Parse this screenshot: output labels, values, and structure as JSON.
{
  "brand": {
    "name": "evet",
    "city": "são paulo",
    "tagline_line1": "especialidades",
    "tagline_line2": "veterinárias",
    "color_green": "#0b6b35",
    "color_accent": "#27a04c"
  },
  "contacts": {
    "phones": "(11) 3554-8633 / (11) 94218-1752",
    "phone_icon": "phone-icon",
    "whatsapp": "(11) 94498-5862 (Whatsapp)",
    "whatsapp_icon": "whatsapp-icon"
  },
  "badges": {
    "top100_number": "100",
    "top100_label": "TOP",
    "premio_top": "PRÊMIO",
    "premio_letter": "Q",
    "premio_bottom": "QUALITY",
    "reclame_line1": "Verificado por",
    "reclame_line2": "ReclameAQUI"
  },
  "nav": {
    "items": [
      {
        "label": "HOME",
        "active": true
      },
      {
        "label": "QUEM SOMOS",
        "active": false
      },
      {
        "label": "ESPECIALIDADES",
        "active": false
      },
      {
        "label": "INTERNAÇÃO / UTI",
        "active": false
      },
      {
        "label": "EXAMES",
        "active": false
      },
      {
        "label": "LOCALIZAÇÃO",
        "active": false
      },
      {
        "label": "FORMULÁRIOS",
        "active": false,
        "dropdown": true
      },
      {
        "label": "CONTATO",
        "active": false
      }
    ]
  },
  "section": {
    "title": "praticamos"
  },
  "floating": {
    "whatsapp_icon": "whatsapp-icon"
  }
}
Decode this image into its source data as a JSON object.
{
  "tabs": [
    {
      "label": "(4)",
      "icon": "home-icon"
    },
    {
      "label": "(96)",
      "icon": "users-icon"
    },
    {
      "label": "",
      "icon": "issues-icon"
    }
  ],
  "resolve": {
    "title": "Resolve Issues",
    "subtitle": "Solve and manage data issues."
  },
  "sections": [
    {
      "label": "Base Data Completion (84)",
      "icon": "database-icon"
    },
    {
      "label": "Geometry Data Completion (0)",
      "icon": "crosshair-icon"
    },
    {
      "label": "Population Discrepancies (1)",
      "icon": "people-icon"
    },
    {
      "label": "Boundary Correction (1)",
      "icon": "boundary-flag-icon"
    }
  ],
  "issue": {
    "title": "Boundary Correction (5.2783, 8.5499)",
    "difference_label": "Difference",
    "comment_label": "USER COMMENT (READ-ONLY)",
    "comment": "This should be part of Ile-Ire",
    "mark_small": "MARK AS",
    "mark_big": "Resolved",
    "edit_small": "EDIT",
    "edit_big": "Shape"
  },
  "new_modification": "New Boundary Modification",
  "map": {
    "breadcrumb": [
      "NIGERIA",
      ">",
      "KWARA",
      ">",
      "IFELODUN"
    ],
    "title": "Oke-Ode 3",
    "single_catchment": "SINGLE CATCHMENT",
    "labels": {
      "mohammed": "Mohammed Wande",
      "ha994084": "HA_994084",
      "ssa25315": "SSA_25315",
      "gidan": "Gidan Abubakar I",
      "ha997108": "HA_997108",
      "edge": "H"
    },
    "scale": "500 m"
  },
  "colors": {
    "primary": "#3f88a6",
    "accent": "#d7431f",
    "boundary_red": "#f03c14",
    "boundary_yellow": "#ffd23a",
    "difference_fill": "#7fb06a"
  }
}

**REQUEST**. Repeat all of the records above exactly as they appear.

**WRITTEN ANSWER**.
Parse this screenshot: output labels, values, and structure as JSON.
{
  "brand": {
    "name": "evet",
    "city": "são paulo",
    "tagline_line1": "especialidades",
    "tagline_line2": "veterinárias",
    "color_green": "#0b6b35",
    "color_accent": "#27a04c"
  },
  "contacts": {
    "phones": "(11) 3554-8633 / (11) 94218-1752",
    "phone_icon": "phone-icon",
    "whatsapp": "(11) 94498-5862 (Whatsapp)",
    "whatsapp_icon": "whatsapp-icon"
  },
  "badges": {
    "top100_number": "100",
    "top100_label": "TOP",
    "premio_top": "PRÊMIO",
    "premio_letter": "Q",
    "premio_bottom": "QUALITY",
    "reclame_line1": "Verificado por",
    "reclame_line2": "ReclameAQUI"
  },
  "nav": {
    "items": [
      {
        "label": "HOME",
        "active": true
      },
      {
        "label": "QUEM SOMOS",
        "active": false
      },
      {
        "label": "ESPECIALIDADES",
        "active": false
      },
      {
        "label": "INTERNAÇÃO / UTI",
        "active": false
      },
      {
        "label": "EXAMES",
        "active": false
      },
      {
        "label": "LOCALIZAÇÃO",
        "active": false
      },
      {
        "label": "FORMULÁRIOS",
        "active": false,
        "dropdown": true
      },
      {
        "label": "CONTATO",
        "active": false
      }
    ]
  },
  "section": {
    "title": "praticamos"
  },
  "floating": {
    "whatsapp_icon": "whatsapp-icon"
  }
}
Decode this image into its source data as a JSON object.
{
  "tabs": [
    {
      "label": "(4)",
      "icon": "home-icon"
    },
    {
      "label": "(96)",
      "icon": "users-icon"
    },
    {
      "label": "",
      "icon": "issues-icon"
    }
  ],
  "resolve": {
    "title": "Resolve Issues",
    "subtitle": "Solve and manage data issues."
  },
  "sections": [
    {
      "label": "Base Data Completion (84)",
      "icon": "database-icon"
    },
    {
      "label": "Geometry Data Completion (0)",
      "icon": "crosshair-icon"
    },
    {
      "label": "Population Discrepancies (1)",
      "icon": "people-icon"
    },
    {
      "label": "Boundary Correction (1)",
      "icon": "boundary-flag-icon"
    }
  ],
  "issue": {
    "title": "Boundary Correction (5.2783, 8.5499)",
    "difference_label": "Difference",
    "comment_label": "USER COMMENT (READ-ONLY)",
    "comment": "This should be part of Ile-Ire",
    "mark_small": "MARK AS",
    "mark_big": "Resolved",
    "edit_small": "EDIT",
    "edit_big": "Shape"
  },
  "new_modification": "New Boundary Modification",
  "map": {
    "breadcrumb": [
      "NIGERIA",
      ">",
      "KWARA",
      ">",
      "IFELODUN"
    ],
    "title": "Oke-Ode 3",
    "single_catchment": "SINGLE CATCHMENT",
    "labels": {
      "mohammed": "Mohammed Wande",
      "ha994084": "HA_994084",
      "ssa25315": "SSA_25315",
      "gidan": "Gidan Abubakar I",
      "ha997108": "HA_997108",
      "edge": "H"
    },
    "scale": "500 m"
  },
  "colors": {
    "primary": "#3f88a6",
    "accent": "#d7431f",
    "boundary_red": "#f03c14",
    "boundary_yellow": "#ffd23a",
    "difference_fill": "#7fb06a"
  }
}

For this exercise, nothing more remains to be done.